PROBLEM STATEMENT —
Each line of the listing must be transcribed exactly, except for the images, which should be excluded.
'''
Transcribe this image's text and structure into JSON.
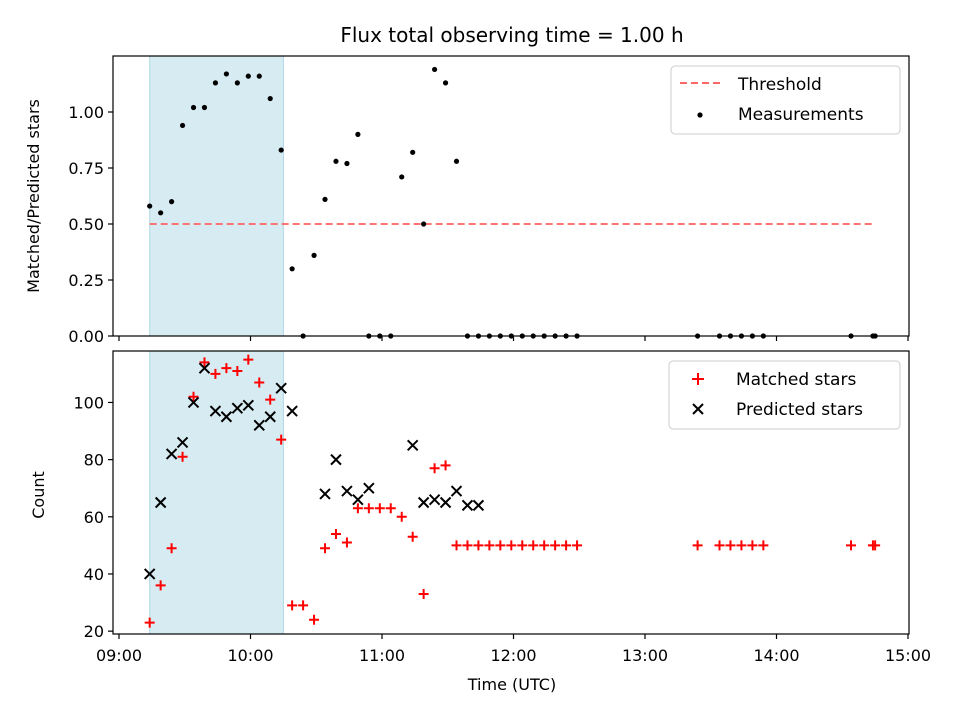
{
  "chart_data": [
    {
      "type": "scatter",
      "title": "Flux total observing time = 1.00 h",
      "xlabel": "",
      "ylabel": "Matched/Predicted stars",
      "xlim": [
        "09:00",
        "15:00"
      ],
      "ylim": [
        0,
        1.25
      ],
      "yticks": [
        "0.00",
        "0.25",
        "0.50",
        "0.75",
        "1.00"
      ],
      "shaded_span": {
        "x": [
          "09:14",
          "10:15"
        ],
        "color": "#add8e6"
      },
      "legend_position": "top-right",
      "series": [
        {
          "name": "Threshold",
          "kind": "line-dashed",
          "color": "#ff6666",
          "x": [
            "09:14",
            "14:45"
          ],
          "y": [
            0.5,
            0.5
          ]
        },
        {
          "name": "Measurements",
          "kind": "scatter-dot",
          "color": "#000000",
          "x": [
            "09:14",
            "09:19",
            "09:24",
            "09:29",
            "09:34",
            "09:39",
            "09:44",
            "09:49",
            "09:54",
            "09:59",
            "10:04",
            "10:09",
            "10:14",
            "10:19",
            "10:24",
            "10:29",
            "10:34",
            "10:39",
            "10:44",
            "10:49",
            "10:54",
            "10:59",
            "11:04",
            "11:09",
            "11:14",
            "11:19",
            "11:24",
            "11:29",
            "11:34",
            "11:39",
            "11:44",
            "11:49",
            "11:54",
            "11:59",
            "12:04",
            "12:09",
            "12:14",
            "12:19",
            "12:24",
            "12:29",
            "13:24",
            "13:34",
            "13:39",
            "13:44",
            "13:49",
            "13:54",
            "14:34",
            "14:44",
            "14:45"
          ],
          "y": [
            0.58,
            0.55,
            0.6,
            0.94,
            1.02,
            1.02,
            1.13,
            1.17,
            1.13,
            1.16,
            1.16,
            1.06,
            0.83,
            0.3,
            0.0,
            0.36,
            0.61,
            0.78,
            0.77,
            0.9,
            0.0,
            0.0,
            0.0,
            0.71,
            0.82,
            0.5,
            1.19,
            1.13,
            0.78,
            0.0,
            0.0,
            0.0,
            0.0,
            0.0,
            0.0,
            0.0,
            0.0,
            0.0,
            0.0,
            0.0,
            0.0,
            0.0,
            0.0,
            0.0,
            0.0,
            0.0,
            0.0,
            0.0,
            0.0
          ]
        }
      ]
    },
    {
      "type": "scatter",
      "title": "",
      "xlabel": "Time (UTC)",
      "ylabel": "Count",
      "xlim": [
        "09:00",
        "15:00"
      ],
      "ylim": [
        19,
        118
      ],
      "xticks": [
        "09:00",
        "10:00",
        "11:00",
        "12:00",
        "13:00",
        "14:00",
        "15:00"
      ],
      "yticks": [
        "20",
        "40",
        "60",
        "80",
        "100"
      ],
      "shaded_span": {
        "x": [
          "09:14",
          "10:15"
        ],
        "color": "#add8e6"
      },
      "legend_position": "top-right",
      "series": [
        {
          "name": "Matched stars",
          "kind": "plus",
          "color": "#ff0000",
          "x": [
            "09:14",
            "09:19",
            "09:24",
            "09:29",
            "09:34",
            "09:39",
            "09:44",
            "09:49",
            "09:54",
            "09:59",
            "10:04",
            "10:09",
            "10:14",
            "10:19",
            "10:24",
            "10:29",
            "10:34",
            "10:39",
            "10:44",
            "10:49",
            "10:54",
            "10:59",
            "11:04",
            "11:09",
            "11:14",
            "11:19",
            "11:24",
            "11:29",
            "11:34",
            "11:39",
            "11:44",
            "11:49",
            "11:54",
            "11:59",
            "12:04",
            "12:09",
            "12:14",
            "12:19",
            "12:24",
            "12:29",
            "13:24",
            "13:34",
            "13:39",
            "13:44",
            "13:49",
            "13:54",
            "14:34",
            "14:44",
            "14:45"
          ],
          "y": [
            23,
            36,
            49,
            81,
            102,
            114,
            110,
            112,
            111,
            115,
            107,
            101,
            87,
            29,
            29,
            24,
            49,
            54,
            51,
            63,
            63,
            63,
            63,
            60,
            53,
            33,
            77,
            78,
            50,
            50,
            50,
            50,
            50,
            50,
            50,
            50,
            50,
            50,
            50,
            50,
            50,
            50,
            50,
            50,
            50,
            50,
            50,
            50,
            50
          ]
        },
        {
          "name": "Predicted stars",
          "kind": "x",
          "color": "#000000",
          "x": [
            "09:14",
            "09:19",
            "09:24",
            "09:29",
            "09:34",
            "09:39",
            "09:44",
            "09:49",
            "09:54",
            "09:59",
            "10:04",
            "10:09",
            "10:14",
            "10:19",
            "10:34",
            "10:39",
            "10:44",
            "10:49",
            "10:54",
            "11:14",
            "11:19",
            "11:24",
            "11:29",
            "11:34",
            "11:39",
            "11:44"
          ],
          "y": [
            40,
            65,
            82,
            86,
            100,
            112,
            97,
            95,
            98,
            99,
            92,
            95,
            105,
            97,
            68,
            80,
            69,
            66,
            70,
            85,
            65,
            66,
            65,
            69,
            64,
            64
          ]
        }
      ]
    }
  ]
}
'''
SOLUTION TO THE PROBLEM —
Transcribe this image's text and structure into JSON.
{
  "chart_data": [
    {
      "type": "scatter",
      "title": "Flux total observing time = 1.00 h",
      "xlabel": "",
      "ylabel": "Matched/Predicted stars",
      "xlim": [
        "09:00",
        "15:00"
      ],
      "ylim": [
        0,
        1.25
      ],
      "yticks": [
        "0.00",
        "0.25",
        "0.50",
        "0.75",
        "1.00"
      ],
      "shaded_span": {
        "x": [
          "09:14",
          "10:15"
        ],
        "color": "#add8e6"
      },
      "legend_position": "top-right",
      "series": [
        {
          "name": "Threshold",
          "kind": "line-dashed",
          "color": "#ff6666",
          "x": [
            "09:14",
            "14:45"
          ],
          "y": [
            0.5,
            0.5
          ]
        },
        {
          "name": "Measurements",
          "kind": "scatter-dot",
          "color": "#000000",
          "x": [
            "09:14",
            "09:19",
            "09:24",
            "09:29",
            "09:34",
            "09:39",
            "09:44",
            "09:49",
            "09:54",
            "09:59",
            "10:04",
            "10:09",
            "10:14",
            "10:19",
            "10:24",
            "10:29",
            "10:34",
            "10:39",
            "10:44",
            "10:49",
            "10:54",
            "10:59",
            "11:04",
            "11:09",
            "11:14",
            "11:19",
            "11:24",
            "11:29",
            "11:34",
            "11:39",
            "11:44",
            "11:49",
            "11:54",
            "11:59",
            "12:04",
            "12:09",
            "12:14",
            "12:19",
            "12:24",
            "12:29",
            "13:24",
            "13:34",
            "13:39",
            "13:44",
            "13:49",
            "13:54",
            "14:34",
            "14:44",
            "14:45"
          ],
          "y": [
            0.58,
            0.55,
            0.6,
            0.94,
            1.02,
            1.02,
            1.13,
            1.17,
            1.13,
            1.16,
            1.16,
            1.06,
            0.83,
            0.3,
            0.0,
            0.36,
            0.61,
            0.78,
            0.77,
            0.9,
            0.0,
            0.0,
            0.0,
            0.71,
            0.82,
            0.5,
            1.19,
            1.13,
            0.78,
            0.0,
            0.0,
            0.0,
            0.0,
            0.0,
            0.0,
            0.0,
            0.0,
            0.0,
            0.0,
            0.0,
            0.0,
            0.0,
            0.0,
            0.0,
            0.0,
            0.0,
            0.0,
            0.0,
            0.0
          ]
        }
      ]
    },
    {
      "type": "scatter",
      "title": "",
      "xlabel": "Time (UTC)",
      "ylabel": "Count",
      "xlim": [
        "09:00",
        "15:00"
      ],
      "ylim": [
        19,
        118
      ],
      "xticks": [
        "09:00",
        "10:00",
        "11:00",
        "12:00",
        "13:00",
        "14:00",
        "15:00"
      ],
      "yticks": [
        "20",
        "40",
        "60",
        "80",
        "100"
      ],
      "shaded_span": {
        "x": [
          "09:14",
          "10:15"
        ],
        "color": "#add8e6"
      },
      "legend_position": "top-right",
      "series": [
        {
          "name": "Matched stars",
          "kind": "plus",
          "color": "#ff0000",
          "x": [
            "09:14",
            "09:19",
            "09:24",
            "09:29",
            "09:34",
            "09:39",
            "09:44",
            "09:49",
            "09:54",
            "09:59",
            "10:04",
            "10:09",
            "10:14",
            "10:19",
            "10:24",
            "10:29",
            "10:34",
            "10:39",
            "10:44",
            "10:49",
            "10:54",
            "10:59",
            "11:04",
            "11:09",
            "11:14",
            "11:19",
            "11:24",
            "11:29",
            "11:34",
            "11:39",
            "11:44",
            "11:49",
            "11:54",
            "11:59",
            "12:04",
            "12:09",
            "12:14",
            "12:19",
            "12:24",
            "12:29",
            "13:24",
            "13:34",
            "13:39",
            "13:44",
            "13:49",
            "13:54",
            "14:34",
            "14:44",
            "14:45"
          ],
          "y": [
            23,
            36,
            49,
            81,
            102,
            114,
            110,
            112,
            111,
            115,
            107,
            101,
            87,
            29,
            29,
            24,
            49,
            54,
            51,
            63,
            63,
            63,
            63,
            60,
            53,
            33,
            77,
            78,
            50,
            50,
            50,
            50,
            50,
            50,
            50,
            50,
            50,
            50,
            50,
            50,
            50,
            50,
            50,
            50,
            50,
            50,
            50,
            50,
            50
          ]
        },
        {
          "name": "Predicted stars",
          "kind": "x",
          "color": "#000000",
          "x": [
            "09:14",
            "09:19",
            "09:24",
            "09:29",
            "09:34",
            "09:39",
            "09:44",
            "09:49",
            "09:54",
            "09:59",
            "10:04",
            "10:09",
            "10:14",
            "10:19",
            "10:34",
            "10:39",
            "10:44",
            "10:49",
            "10:54",
            "11:14",
            "11:19",
            "11:24",
            "11:29",
            "11:34",
            "11:39",
            "11:44"
          ],
          "y": [
            40,
            65,
            82,
            86,
            100,
            112,
            97,
            95,
            98,
            99,
            92,
            95,
            105,
            97,
            68,
            80,
            69,
            66,
            70,
            85,
            65,
            66,
            65,
            69,
            64,
            64
          ]
        }
      ]
    }
  ]
}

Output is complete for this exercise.